**QUOTED PASSAGE**
--- START ---

IBM has earned both praise and criticism from the Open Source community in recent months for its Linux efforts. One portion of Linux for S/390, specifically the device driver for the OSA2 network adapter, is being released "OCO" (Object Code Only) by IBM, on the grounds that revealing the source code would allow competitors to copy their hardware design. On the other hand, IBM has released the source code to its Journaled File System (JFS) and Logical Volume Manager (LVM) from the AIX operating system so that these technologies can be deployed on Linux. The company has not publicly stated which other products, if any, will be released as Open Source code in the near future. All of the kernel and GNU C changes, however, are released as Open Source.

There has been cooperation between the Linux kernel team and IBM as well, with Alan Cox being a regular participant on the Linux for S/390 e-mail list at Marist College. The architecture-dependent features needed to support Linux for S/390 are being merged into both 2.2.x and 2.3.x kernel trees.

Boas Betzler, technical lead at the IBM Linux Technology Center, is enthusiastic about Linux and about working with the Open Source community. "We really liked the [Linux kernel] architecture," he says, referring to the way in which hardware-dependent parts of the kernel are segregated from the common code base. Betzler added that IBM's System/390 hardware happens to have features that map very well to the design model of Linux. The S/390's management of symmetric multiprocessing (SMP) in particular maps very well to the way Linux works, and Betzler says the IBM hardware actually implements a superset of the functions Linux needs.

When asked about the relationship between his team and the Linux development community, Betzler had only good things to say. "The Linux community in general, and especially Alan Cox, have been very receptive" to incorporating S/390 features into the kernel. He felt that there "might be more objections" if IBM had asked for the common code to be changed, rather than just the architecture-specific portion. Betzler believes Linux will benefit from the introduction of mainframe design principles, but says this is a long-term process which "we are only starting...to explore."

--- END ---

**RECORDS SHOWN**
--- START ---

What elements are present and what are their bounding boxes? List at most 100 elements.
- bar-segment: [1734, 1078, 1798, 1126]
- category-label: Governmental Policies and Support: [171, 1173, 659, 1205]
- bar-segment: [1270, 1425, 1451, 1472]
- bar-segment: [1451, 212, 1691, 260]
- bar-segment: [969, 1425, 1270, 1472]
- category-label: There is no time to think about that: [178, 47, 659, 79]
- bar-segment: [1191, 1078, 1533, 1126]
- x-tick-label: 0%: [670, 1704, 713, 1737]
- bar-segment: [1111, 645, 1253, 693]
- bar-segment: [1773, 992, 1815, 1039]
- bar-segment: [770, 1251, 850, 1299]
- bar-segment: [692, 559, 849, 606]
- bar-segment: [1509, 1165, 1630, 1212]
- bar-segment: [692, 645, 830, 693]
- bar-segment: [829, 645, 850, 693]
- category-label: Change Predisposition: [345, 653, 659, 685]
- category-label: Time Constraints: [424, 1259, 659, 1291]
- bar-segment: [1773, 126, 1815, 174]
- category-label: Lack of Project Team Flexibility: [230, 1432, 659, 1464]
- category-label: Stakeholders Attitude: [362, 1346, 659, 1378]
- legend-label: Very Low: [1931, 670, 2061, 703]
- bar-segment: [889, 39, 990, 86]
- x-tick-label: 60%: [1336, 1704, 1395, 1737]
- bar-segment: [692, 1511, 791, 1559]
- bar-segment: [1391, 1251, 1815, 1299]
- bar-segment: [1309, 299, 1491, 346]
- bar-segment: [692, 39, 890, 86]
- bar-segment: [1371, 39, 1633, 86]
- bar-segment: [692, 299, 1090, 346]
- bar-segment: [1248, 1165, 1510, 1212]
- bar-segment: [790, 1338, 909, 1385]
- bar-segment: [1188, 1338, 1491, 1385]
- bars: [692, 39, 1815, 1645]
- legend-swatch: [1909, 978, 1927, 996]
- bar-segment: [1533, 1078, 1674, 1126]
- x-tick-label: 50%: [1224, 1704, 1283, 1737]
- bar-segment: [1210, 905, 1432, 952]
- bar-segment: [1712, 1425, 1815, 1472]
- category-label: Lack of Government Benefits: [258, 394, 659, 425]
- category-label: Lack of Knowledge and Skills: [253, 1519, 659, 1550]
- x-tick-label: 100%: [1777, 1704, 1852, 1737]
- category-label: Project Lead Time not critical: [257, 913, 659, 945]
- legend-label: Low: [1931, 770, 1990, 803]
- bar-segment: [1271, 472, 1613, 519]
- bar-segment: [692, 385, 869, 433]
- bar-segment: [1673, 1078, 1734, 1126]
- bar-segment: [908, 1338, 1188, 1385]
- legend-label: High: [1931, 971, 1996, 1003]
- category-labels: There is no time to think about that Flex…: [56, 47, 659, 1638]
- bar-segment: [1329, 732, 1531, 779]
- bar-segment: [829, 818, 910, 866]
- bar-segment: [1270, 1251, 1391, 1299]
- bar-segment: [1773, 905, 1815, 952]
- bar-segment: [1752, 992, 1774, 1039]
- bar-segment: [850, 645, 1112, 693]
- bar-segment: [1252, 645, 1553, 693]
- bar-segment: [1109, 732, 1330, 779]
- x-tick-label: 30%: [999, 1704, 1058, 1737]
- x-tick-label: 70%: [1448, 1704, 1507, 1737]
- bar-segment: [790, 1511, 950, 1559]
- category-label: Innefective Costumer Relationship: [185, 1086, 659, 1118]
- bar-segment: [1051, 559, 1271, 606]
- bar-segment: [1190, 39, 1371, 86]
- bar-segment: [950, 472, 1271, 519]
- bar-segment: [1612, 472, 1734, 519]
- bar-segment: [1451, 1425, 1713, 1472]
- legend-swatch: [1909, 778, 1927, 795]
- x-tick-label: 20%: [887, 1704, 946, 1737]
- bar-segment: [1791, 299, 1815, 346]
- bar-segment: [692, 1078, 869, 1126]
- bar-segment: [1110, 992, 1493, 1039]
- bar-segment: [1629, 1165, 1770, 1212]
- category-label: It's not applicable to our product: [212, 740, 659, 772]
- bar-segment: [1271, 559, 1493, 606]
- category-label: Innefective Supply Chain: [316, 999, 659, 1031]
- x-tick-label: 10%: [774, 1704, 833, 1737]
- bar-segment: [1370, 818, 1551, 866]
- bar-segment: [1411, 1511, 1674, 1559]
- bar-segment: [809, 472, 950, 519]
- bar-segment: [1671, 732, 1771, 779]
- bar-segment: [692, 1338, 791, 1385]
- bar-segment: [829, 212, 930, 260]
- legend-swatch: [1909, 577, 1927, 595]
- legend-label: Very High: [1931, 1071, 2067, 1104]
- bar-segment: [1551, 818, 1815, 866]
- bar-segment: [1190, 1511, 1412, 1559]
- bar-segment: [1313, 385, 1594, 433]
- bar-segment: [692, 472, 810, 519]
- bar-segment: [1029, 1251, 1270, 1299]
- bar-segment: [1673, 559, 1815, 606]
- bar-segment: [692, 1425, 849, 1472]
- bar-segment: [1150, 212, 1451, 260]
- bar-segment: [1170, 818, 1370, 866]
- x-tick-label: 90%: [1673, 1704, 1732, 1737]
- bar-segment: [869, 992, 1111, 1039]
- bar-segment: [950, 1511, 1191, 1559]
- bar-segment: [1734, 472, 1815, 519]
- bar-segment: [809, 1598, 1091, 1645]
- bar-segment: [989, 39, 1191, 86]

--- END ---

**TASKS TO COMPLETE**
(a) Quote everything from "There has been" down to "2.3.x kernel trees." in the text about IBM's Linux for S/390 work.
(b) In the text about IBM's Linux for S/390 work, which two technologies from the AIX operating system did IBM release as source code?

**SOLUTIONS FOR EACH TASK**
(a)
There has been cooperation between the Linux kernel team and IBM as well, with Alan Cox being a regular participant on the Linux for S/390 e-mail list at Marist College. The architecture-dependent features needed to support Linux for S/390 are being merged into both 2.2.x and 2.3.x kernel trees.

(b) The Journaled File System (JFS) and the Logical Volume Manager (LVM).